▸ Goal: Seek out every line containing the word "points", and copy each.

==== Input rows ====

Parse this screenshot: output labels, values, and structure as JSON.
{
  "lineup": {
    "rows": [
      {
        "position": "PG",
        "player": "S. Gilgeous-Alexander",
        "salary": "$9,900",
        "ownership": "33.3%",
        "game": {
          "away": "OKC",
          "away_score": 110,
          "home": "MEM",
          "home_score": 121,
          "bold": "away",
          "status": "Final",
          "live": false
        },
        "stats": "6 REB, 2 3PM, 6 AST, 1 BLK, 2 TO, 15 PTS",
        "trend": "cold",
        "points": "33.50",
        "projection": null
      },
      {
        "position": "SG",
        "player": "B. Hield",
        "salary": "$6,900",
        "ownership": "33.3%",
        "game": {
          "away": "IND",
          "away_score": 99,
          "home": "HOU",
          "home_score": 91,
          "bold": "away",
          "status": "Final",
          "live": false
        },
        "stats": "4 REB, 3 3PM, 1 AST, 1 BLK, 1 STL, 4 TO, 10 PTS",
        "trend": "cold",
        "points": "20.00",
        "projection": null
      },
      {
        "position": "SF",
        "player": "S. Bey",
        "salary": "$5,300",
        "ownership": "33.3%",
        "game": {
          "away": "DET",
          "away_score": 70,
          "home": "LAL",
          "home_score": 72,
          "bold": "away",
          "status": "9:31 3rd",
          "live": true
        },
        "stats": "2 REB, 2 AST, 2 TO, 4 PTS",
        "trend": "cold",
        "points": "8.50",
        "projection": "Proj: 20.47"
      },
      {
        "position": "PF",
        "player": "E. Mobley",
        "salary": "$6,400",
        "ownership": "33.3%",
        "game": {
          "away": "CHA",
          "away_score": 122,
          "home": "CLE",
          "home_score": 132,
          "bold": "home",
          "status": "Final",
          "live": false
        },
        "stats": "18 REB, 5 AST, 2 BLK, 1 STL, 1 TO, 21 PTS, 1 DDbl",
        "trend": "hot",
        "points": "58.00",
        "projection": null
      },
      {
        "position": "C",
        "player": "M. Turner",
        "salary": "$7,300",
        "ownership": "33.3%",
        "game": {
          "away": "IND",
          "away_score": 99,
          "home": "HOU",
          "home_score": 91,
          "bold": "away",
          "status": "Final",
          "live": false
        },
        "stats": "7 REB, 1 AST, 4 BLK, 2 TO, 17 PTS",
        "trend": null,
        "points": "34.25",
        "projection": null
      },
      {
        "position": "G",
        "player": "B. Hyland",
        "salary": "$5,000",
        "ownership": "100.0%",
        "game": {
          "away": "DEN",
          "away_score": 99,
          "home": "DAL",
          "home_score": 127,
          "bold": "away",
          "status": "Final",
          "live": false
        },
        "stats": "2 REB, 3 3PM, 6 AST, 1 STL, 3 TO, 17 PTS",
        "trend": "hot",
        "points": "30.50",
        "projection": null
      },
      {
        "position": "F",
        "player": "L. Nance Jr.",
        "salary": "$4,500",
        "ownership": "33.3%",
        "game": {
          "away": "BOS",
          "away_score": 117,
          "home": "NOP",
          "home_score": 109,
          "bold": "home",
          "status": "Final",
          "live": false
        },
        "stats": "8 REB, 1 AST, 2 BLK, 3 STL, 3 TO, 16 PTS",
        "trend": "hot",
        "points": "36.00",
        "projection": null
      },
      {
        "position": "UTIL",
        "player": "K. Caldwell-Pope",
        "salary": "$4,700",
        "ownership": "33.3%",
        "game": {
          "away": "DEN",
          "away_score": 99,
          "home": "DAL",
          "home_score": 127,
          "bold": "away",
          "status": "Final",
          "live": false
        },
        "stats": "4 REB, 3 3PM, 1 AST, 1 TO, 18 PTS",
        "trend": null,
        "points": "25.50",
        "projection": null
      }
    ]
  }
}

====
==== Input rows ====

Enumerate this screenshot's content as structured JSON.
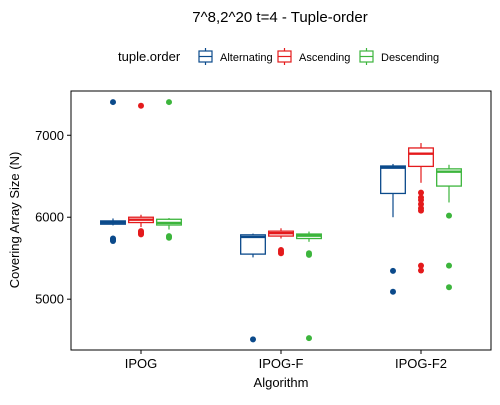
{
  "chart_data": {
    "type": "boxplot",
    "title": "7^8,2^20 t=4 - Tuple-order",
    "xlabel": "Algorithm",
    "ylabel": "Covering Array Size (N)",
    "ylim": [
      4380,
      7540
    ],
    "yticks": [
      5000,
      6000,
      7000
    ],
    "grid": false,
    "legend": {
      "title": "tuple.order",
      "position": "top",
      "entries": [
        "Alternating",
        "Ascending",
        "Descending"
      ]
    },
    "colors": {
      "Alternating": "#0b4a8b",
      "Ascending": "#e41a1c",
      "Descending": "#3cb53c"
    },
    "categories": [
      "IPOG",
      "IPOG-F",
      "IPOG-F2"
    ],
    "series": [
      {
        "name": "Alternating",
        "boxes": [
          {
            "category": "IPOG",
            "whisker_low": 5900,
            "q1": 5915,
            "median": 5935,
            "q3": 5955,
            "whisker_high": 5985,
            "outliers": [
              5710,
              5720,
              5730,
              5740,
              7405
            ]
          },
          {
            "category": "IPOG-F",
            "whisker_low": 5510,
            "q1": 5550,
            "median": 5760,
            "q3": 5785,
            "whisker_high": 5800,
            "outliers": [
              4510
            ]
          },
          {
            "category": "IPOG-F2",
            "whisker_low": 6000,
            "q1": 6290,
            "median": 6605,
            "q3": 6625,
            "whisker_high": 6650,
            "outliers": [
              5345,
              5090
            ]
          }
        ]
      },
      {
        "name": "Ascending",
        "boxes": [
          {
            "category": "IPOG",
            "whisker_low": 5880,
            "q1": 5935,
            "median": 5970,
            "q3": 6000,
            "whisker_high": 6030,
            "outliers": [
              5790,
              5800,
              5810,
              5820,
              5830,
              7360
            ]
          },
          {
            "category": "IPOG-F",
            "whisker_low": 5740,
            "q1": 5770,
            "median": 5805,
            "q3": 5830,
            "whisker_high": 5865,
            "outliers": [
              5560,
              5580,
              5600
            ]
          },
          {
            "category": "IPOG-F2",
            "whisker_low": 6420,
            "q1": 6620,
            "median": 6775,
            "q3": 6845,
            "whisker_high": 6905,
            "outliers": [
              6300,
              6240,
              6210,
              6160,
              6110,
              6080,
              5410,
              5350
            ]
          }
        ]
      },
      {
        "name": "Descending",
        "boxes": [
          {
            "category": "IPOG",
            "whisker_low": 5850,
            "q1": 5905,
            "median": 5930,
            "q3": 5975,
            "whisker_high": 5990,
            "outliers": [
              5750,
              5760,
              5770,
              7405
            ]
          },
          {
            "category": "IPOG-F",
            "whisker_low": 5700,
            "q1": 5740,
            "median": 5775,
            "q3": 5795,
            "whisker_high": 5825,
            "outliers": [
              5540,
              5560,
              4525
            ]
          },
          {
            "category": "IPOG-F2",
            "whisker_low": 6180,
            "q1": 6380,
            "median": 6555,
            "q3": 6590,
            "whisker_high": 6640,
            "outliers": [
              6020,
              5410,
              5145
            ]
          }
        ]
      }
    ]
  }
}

====

▸ Worked answer:
        "points": "33.50",
        "points": "20.00",
        "points": "8.50",
        "points": "58.00",
        "points": "34.25",
        "points": "30.50",
        "points": "36.00",
        "points": "25.50",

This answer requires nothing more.